AIM OF THE EXERCISE:
The records below must be copied in full; omit the images.

BEGIN LISTED ENTRIES

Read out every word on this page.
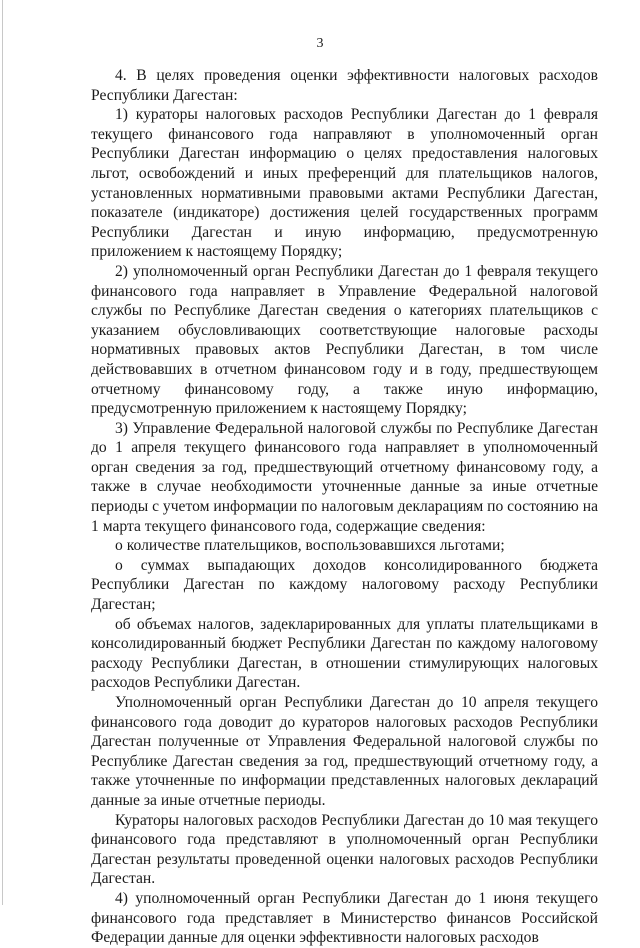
3

4. В целях проведения оценки эффективности налоговых расходов Республики Дагестан:

1) кураторы налоговых расходов Республики Дагестан до 1 февраля текущего финансового года направляют в уполномоченный орган Республики Дагестан информацию о целях предоставления налоговых льгот, освобождений и иных преференций для плательщиков налогов, установленных нормативными правовыми актами Республики Дагестан, показателе (индикаторе) достижения целей государственных программ Республики Дагестан и иную информацию, предусмотренную приложением к настоящему Порядку;

2) уполномоченный орган Республики Дагестан до 1 февраля текущего финансового года направляет в Управление Федеральной налоговой службы по Республике Дагестан сведения о категориях плательщиков с указанием обусловливающих соответствующие налоговые расходы нормативных правовых актов Республики Дагестан, в том числе действовавших в отчетном финансовом году и в году, предшествующем отчетному финансовому году, а также иную информацию, предусмотренную приложением к настоящему Порядку;

3) Управление Федеральной налоговой службы по Республике Дагестан до 1 апреля текущего финансового года направляет в уполномоченный орган сведения за год, предшествующий отчетному финансовому году, а также в случае необходимости уточненные данные за иные отчетные периоды с учетом информации по налоговым декларациям по состоянию на 1 марта текущего финансового года, содержащие сведения:

о количестве плательщиков, воспользовавшихся льготами;

о суммах выпадающих доходов консолидированного бюджета Республики Дагестан по каждому налоговому расходу Республики Дагестан;

об объемах налогов, задекларированных для уплаты плательщиками в консолидированный бюджет Республики Дагестан по каждому налоговому расходу Республики Дагестан, в отношении стимулирующих налоговых расходов Республики Дагестан.

Уполномоченный орган Республики Дагестан до 10 апреля текущего финансового года доводит до кураторов налоговых расходов Республики Дагестан полученные от Управления Федеральной налоговой службы по Республике Дагестан сведения за год, предшествующий отчетному году, а также уточненные по информации представленных налоговых деклараций данные за иные отчетные периоды.

Кураторы налоговых расходов Республики Дагестан до 10 мая текущего финансового года представляют в уполномоченный орган Республики Дагестан результаты проведенной оценки налоговых расходов Республики Дагестан.

4) уполномоченный орган Республики Дагестан до 1 июня текущего финансового года представляет в Министерство финансов Российской Федерации данные для оценки эффективности налоговых расходов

END LISTED ENTRIES

FINAL RESULT:
Read out every word on this page.
3

4. В целях проведения оценки эффективности налоговых расходов Республики Дагестан:

1) кураторы налоговых расходов Республики Дагестан до 1 февраля текущего финансового года направляют в уполномоченный орган Республики Дагестан информацию о целях предоставления налоговых льгот, освобождений и иных преференций для плательщиков налогов, установленных нормативными правовыми актами Республики Дагестан, показателе (индикаторе) достижения целей государственных программ Республики Дагестан и иную информацию, предусмотренную приложением к настоящему Порядку;

2) уполномоченный орган Республики Дагестан до 1 февраля текущего финансового года направляет в Управление Федеральной налоговой службы по Республике Дагестан сведения о категориях плательщиков с указанием обусловливающих соответствующие налоговые расходы нормативных правовых актов Республики Дагестан, в том числе действовавших в отчетном финансовом году и в году, предшествующем отчетному финансовому году, а также иную информацию, предусмотренную приложением к настоящему Порядку;

3) Управление Федеральной налоговой службы по Республике Дагестан до 1 апреля текущего финансового года направляет в уполномоченный орган сведения за год, предшествующий отчетному финансовому году, а также в случае необходимости уточненные данные за иные отчетные периоды с учетом информации по налоговым декларациям по состоянию на 1 марта текущего финансового года, содержащие сведения:

о количестве плательщиков, воспользовавшихся льготами;

о суммах выпадающих доходов консолидированного бюджета Республики Дагестан по каждому налоговому расходу Республики Дагестан;

об объемах налогов, задекларированных для уплаты плательщиками в консолидированный бюджет Республики Дагестан по каждому налоговому расходу Республики Дагестан, в отношении стимулирующих налоговых расходов Республики Дагестан.

Уполномоченный орган Республики Дагестан до 10 апреля текущего финансового года доводит до кураторов налоговых расходов Республики Дагестан полученные от Управления Федеральной налоговой службы по Республике Дагестан сведения за год, предшествующий отчетному году, а также уточненные по информации представленных налоговых деклараций данные за иные отчетные периоды.

Кураторы налоговых расходов Республики Дагестан до 10 мая текущего финансового года представляют в уполномоченный орган Республики Дагестан результаты проведенной оценки налоговых расходов Республики Дагестан.

4) уполномоченный орган Республики Дагестан до 1 июня текущего финансового года представляет в Министерство финансов Российской Федерации данные для оценки эффективности налоговых расходов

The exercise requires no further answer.